Go over the entries below line by line, copying each one that contains the word "text".

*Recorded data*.
--

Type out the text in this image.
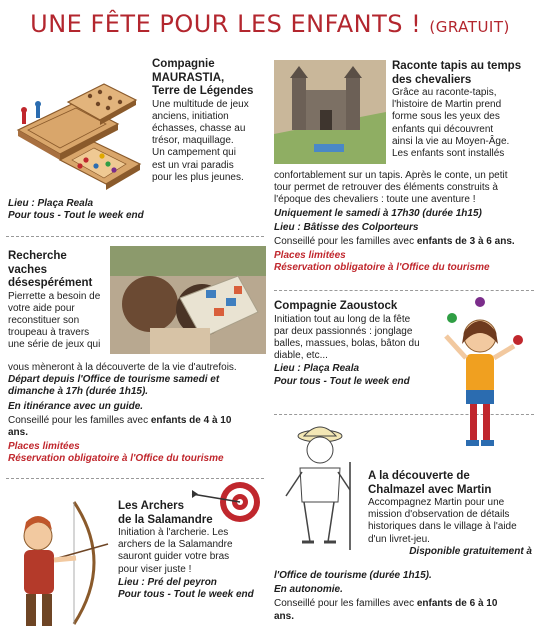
UNE FÊTE POUR LES ENFANTS ! (GRATUIT)
Compagnie MAURASTIA,
Terre de Légendes
Une multitude de jeux
anciens, initiation
échasses, chasse au
trésor, maquillage.
Un campement qui
est un vrai paradis
pour les plus jeunes.
Lieu : Plaça Reala
Pour tous - Tout le week end
Recherche
vaches
désespérément
Pierrette a besoin de
votre aide pour
reconstituer son
troupeau à travers
une série de jeux qui
vous mèneront à la découverte de la vie d'autrefois.
Départ depuis l'Office de tourisme samedi et
dimanche à 17h (durée 1h15).
En itinérance avec un guide.
Conseillé pour les familles avec enfants de 4 à 10
ans.
Places limitées
Réservation obligatoire à l'Office du tourisme
Les Archers
de la Salamandre
Initiation à l'archerie. Les
archers de la Salamandre
sauront guider votre bras
pour viser juste !
Lieu : Pré del peyron
Pour tous - Tout le week end
Raconte tapis au temps
des chevaliers
Grâce au raconte-tapis,
l'histoire de Martin prend
forme sous les yeux des
enfants qui découvrent
ainsi la vie au Moyen-Âge.
Les enfants sont installés
confortablement sur un tapis. Après le conte, un petit
tour permet de retrouver des éléments construits à
l'époque des chevaliers : toute une aventure !
Uniquement le samedi à 17h30 (durée 1h15)
Lieu : Bâtisse des Colporteurs
Conseillé pour les familles avec enfants de 3 à 6 ans.
Places limitées
Réservation obligatoire à l'Office du tourisme
Compagnie Zaoustock
Initiation tout au long de la fête
par deux passionnés : jonglage
balles, massues, bolas, bâton du
diable, etc...
Lieu : Plaça Reala
Pour tous - Tout le week end
A la découverte de
Chalmazel avec Martin
Accompagnez Martin pour une
mission d'observation de détails
historiques dans le village à l'aide
d'un livret-jeu.
Disponible gratuitement à
l'Office de tourisme (durée 1h15).
En autonomie.
Conseillé pour les familles avec enfants de 6 à 10
ans.
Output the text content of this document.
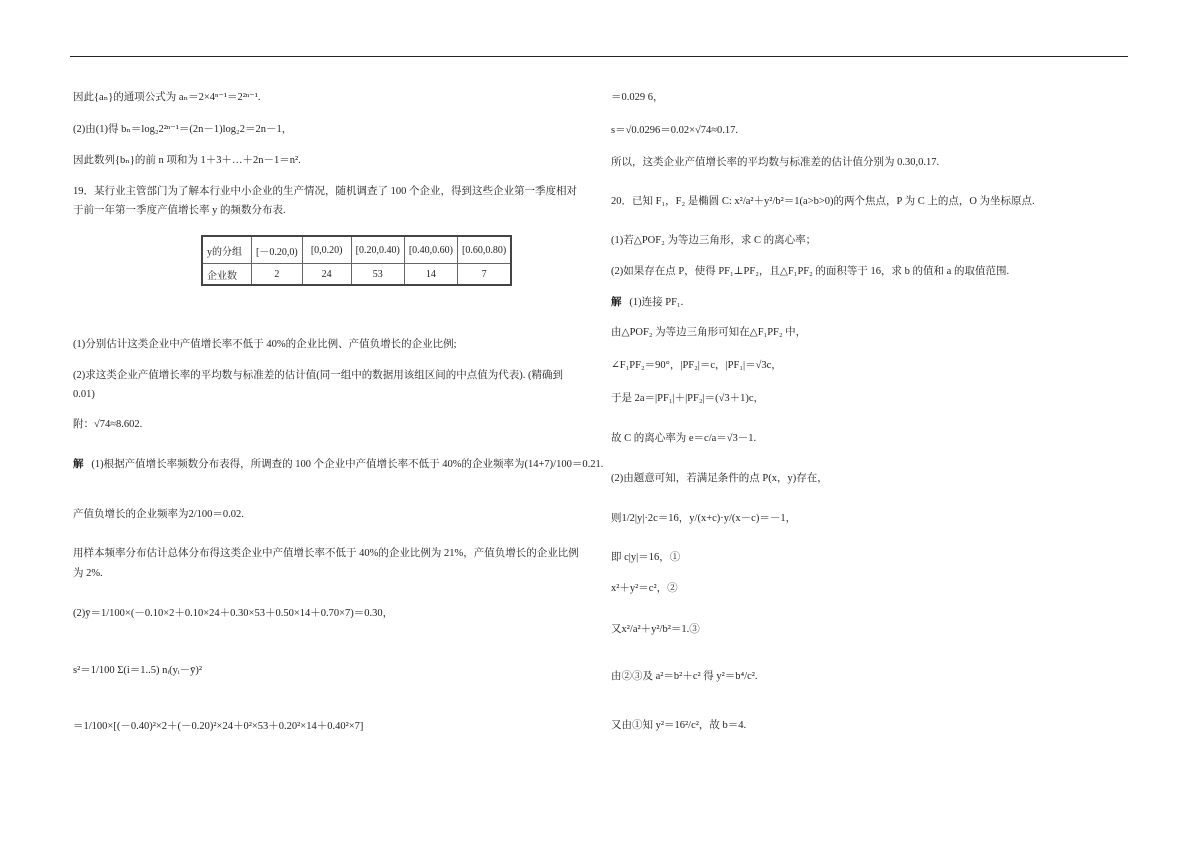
因此{aₙ}的通项公式为 aₙ＝2×4ⁿ⁻¹＝2²ⁿ⁻¹.
(2)由(1)得 bₙ＝log₂2²ⁿ⁻¹＝(2n－1)log₂2＝2n－1，
因此数列{bₙ}的前 n 项和为 1＋3＋…＋2n－1＝n².
19．某行业主管部门为了解本行业中小企业的生产情况，随机调查了 100 个企业，得到这些企业第一季度相对
于前一年第一季度产值增长率 y 的频数分布表.
y的分组	[－0.20,0)	[0,0.20)	[0.20,0.40)	[0.40,0.60)	[0.60,0.80)
企业数	2	24	53	14	7
(1)分别估计这类企业中产值增长率不低于 40%的企业比例、产值负增长的企业比例;
(2)求这类企业产值增长率的平均数与标准差的估计值(同一组中的数据用该组区间的中点值为代表). (精确到
0.01)
附：√74≈8.602.
解 (1)根据产值增长率频数分布表得，所调查的 100 个企业中产值增长率不低于 40%的企业频率为(14+7)/100＝0.21.
产值负增长的企业频率为2/100＝0.02.
用样本频率分布估计总体分布得这类企业中产值增长率不低于 40%的企业比例为 21%，产值负增长的企业比例
为 2%.
(2)ȳ＝1/100×(－0.10×2＋0.10×24＋0.30×53＋0.50×14＋0.70×7)＝0.30，
s²＝1/100 Σ(i＝1..5) nᵢ(yᵢ－ȳ)²
＝1/100×[(－0.40)²×2＋(－0.20)²×24＋0²×53＋0.20²×14＋0.40²×7]
＝0.029 6，
s＝√0.0296＝0.02×√74≈0.17.
所以，这类企业产值增长率的平均数与标准差的估计值分别为 0.30,0.17.
20．已知 F₁，F₂ 是椭圆 C: x²/a²＋y²/b²＝1(a>b>0)的两个焦点，P 为 C 上的点，O 为坐标原点.
(1)若△POF₂ 为等边三角形，求 C 的离心率；
(2)如果存在点 P，使得 PF₁⊥PF₂，且△F₁PF₂ 的面积等于 16，求 b 的值和 a 的取值范围.
解 (1)连接 PF₁.
由△POF₂ 为等边三角形可知在△F₁PF₂ 中，
∠F₁PF₂＝90°，|PF₂|＝c，|PF₁|＝√3c，
于是 2a＝|PF₁|＋|PF₂|＝(√3＋1)c，
故 C 的离心率为 e＝c/a＝√3－1.
(2)由题意可知，若满足条件的点 P(x，y)存在，
则1/2|y|·2c＝16，y/(x+c)·y/(x－c)＝－1，
即 c|y|＝16，①
x²＋y²＝c²，②
又x²/a²＋y²/b²＝1.③
由②③及 a²＝b²＋c² 得 y²＝b⁴/c².
又由①知 y²＝16²/c²，故 b＝4.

--

*Exercise output*.
Type out the text in this image.
Output the text content of this document.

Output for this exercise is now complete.